[REQUIREMENTS] List all lines of the data that include the string "чтобы".

[LISTING]

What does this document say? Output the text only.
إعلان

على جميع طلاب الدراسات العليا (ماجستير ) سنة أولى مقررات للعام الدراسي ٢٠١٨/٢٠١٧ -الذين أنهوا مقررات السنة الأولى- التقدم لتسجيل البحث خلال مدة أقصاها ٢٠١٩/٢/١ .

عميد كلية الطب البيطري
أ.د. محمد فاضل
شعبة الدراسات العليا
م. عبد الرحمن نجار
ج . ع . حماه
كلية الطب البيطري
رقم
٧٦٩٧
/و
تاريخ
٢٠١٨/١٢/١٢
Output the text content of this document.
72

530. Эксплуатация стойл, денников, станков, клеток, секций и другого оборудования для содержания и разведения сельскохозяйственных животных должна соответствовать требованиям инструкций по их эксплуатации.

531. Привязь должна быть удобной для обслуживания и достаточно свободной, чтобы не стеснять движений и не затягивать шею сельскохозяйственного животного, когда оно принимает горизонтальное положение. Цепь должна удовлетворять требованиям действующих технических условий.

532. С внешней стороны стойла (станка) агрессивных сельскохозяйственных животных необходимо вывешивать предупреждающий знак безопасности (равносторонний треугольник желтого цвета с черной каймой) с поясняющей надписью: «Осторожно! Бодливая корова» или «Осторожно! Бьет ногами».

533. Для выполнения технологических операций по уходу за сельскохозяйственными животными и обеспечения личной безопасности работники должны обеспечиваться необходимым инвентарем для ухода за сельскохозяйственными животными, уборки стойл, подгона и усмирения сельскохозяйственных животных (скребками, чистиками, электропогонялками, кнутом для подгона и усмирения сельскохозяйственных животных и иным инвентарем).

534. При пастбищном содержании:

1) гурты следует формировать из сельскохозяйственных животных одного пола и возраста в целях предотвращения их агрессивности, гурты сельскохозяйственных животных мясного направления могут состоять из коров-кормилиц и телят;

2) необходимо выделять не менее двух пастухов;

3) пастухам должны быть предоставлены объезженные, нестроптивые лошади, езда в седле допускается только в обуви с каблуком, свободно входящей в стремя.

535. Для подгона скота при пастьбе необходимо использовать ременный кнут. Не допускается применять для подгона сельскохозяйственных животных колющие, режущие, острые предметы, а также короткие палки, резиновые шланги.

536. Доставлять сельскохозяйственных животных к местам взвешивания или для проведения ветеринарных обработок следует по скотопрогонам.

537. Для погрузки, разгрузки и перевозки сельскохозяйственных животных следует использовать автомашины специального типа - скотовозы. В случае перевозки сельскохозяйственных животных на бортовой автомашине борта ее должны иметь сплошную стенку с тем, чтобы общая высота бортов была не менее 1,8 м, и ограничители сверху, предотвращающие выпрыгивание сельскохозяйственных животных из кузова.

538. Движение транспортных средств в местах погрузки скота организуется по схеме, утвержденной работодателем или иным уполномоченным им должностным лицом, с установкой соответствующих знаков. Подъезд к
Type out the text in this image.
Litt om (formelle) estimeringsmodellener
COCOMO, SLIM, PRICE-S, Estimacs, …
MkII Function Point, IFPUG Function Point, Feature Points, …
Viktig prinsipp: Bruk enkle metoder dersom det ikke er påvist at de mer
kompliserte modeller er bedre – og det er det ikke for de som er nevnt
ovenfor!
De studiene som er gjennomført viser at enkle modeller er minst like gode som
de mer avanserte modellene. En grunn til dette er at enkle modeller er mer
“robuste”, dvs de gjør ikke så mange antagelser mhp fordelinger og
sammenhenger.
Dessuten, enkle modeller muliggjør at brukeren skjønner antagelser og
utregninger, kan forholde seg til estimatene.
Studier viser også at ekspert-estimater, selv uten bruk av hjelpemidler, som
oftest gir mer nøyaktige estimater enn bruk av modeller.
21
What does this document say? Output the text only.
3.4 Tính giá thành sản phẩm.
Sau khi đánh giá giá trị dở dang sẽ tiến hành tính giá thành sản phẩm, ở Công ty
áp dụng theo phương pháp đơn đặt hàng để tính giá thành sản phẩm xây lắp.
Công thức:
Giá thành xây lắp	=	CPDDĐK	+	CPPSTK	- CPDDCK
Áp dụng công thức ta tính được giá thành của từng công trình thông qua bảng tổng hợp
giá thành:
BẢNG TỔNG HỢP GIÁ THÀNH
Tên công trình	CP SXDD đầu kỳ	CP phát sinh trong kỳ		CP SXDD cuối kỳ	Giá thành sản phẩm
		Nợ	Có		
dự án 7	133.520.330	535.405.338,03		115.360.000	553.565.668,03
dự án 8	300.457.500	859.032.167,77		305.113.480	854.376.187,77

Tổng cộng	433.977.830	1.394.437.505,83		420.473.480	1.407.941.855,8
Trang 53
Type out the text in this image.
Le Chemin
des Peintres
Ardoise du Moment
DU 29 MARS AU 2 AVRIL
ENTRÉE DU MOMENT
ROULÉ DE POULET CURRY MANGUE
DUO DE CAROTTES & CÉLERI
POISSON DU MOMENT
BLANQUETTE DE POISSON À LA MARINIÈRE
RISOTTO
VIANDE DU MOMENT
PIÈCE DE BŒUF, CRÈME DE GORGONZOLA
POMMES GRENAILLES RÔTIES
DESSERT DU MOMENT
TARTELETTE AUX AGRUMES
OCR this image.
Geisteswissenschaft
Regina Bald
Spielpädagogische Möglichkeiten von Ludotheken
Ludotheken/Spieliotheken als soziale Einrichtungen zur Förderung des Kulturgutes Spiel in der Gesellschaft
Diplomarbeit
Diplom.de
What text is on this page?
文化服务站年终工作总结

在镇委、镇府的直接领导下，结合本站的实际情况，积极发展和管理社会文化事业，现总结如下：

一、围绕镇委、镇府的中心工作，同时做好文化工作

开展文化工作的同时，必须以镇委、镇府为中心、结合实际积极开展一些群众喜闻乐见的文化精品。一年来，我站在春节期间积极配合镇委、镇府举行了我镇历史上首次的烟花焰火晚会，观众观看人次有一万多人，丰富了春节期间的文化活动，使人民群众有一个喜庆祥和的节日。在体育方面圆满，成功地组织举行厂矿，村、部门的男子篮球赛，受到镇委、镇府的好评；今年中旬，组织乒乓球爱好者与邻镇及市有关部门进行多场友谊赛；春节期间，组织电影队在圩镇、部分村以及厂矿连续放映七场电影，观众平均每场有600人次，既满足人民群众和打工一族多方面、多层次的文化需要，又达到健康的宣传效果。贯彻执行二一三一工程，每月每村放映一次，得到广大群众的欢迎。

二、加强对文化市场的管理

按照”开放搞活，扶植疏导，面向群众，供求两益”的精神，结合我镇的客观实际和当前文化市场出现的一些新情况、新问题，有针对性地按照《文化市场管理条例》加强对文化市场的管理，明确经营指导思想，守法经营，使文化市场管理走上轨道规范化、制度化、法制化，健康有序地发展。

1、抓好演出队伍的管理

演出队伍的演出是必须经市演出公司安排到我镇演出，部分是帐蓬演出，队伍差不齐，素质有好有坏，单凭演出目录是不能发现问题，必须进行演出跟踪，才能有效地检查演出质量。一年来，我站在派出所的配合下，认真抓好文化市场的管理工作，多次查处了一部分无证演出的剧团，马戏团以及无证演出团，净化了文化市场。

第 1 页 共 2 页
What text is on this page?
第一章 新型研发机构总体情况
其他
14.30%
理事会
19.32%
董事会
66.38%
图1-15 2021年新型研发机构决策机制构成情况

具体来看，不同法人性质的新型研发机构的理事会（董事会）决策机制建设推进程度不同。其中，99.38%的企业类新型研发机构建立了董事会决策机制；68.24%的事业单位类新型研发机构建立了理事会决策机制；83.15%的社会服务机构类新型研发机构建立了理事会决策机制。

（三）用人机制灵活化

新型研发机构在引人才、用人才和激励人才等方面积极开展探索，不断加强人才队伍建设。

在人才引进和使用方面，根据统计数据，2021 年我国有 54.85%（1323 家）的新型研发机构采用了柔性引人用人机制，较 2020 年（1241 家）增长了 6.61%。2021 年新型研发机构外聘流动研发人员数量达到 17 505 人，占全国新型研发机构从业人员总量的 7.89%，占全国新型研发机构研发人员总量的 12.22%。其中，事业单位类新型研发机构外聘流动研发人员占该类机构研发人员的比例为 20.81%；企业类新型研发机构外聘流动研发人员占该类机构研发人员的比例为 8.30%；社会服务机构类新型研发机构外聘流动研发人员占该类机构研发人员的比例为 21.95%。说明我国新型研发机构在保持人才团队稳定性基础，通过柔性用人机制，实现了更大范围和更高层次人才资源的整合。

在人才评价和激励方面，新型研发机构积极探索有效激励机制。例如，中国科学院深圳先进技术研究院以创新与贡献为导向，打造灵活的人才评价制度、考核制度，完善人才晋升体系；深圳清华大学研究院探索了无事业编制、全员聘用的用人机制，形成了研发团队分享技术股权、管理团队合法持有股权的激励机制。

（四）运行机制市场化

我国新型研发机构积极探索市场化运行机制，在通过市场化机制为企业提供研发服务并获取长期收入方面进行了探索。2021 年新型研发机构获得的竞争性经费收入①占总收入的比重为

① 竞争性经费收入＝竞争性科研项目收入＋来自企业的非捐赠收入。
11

[ANSWER IN FULL]
531. Привязь должна быть удобной для обслуживания и достаточно свободной, чтобы не стеснять движений и не затягивать шею сельскохозяйственного животного, когда оно принимает горизонтальное положение. Цепь должна удовлетворять требованиям действующих технических условий.
537. Для погрузки, разгрузки и перевозки сельскохозяйственных животных следует использовать автомашины специального типа - скотовозы. В случае перевозки сельскохозяйственных животных на бортовой автомашине борта ее должны иметь сплошную стенку с тем, чтобы общая высота бортов была не менее 1,8 м, и ограничители сверху, предотвращающие выпрыгивание сельскохозяйственных животных из кузова.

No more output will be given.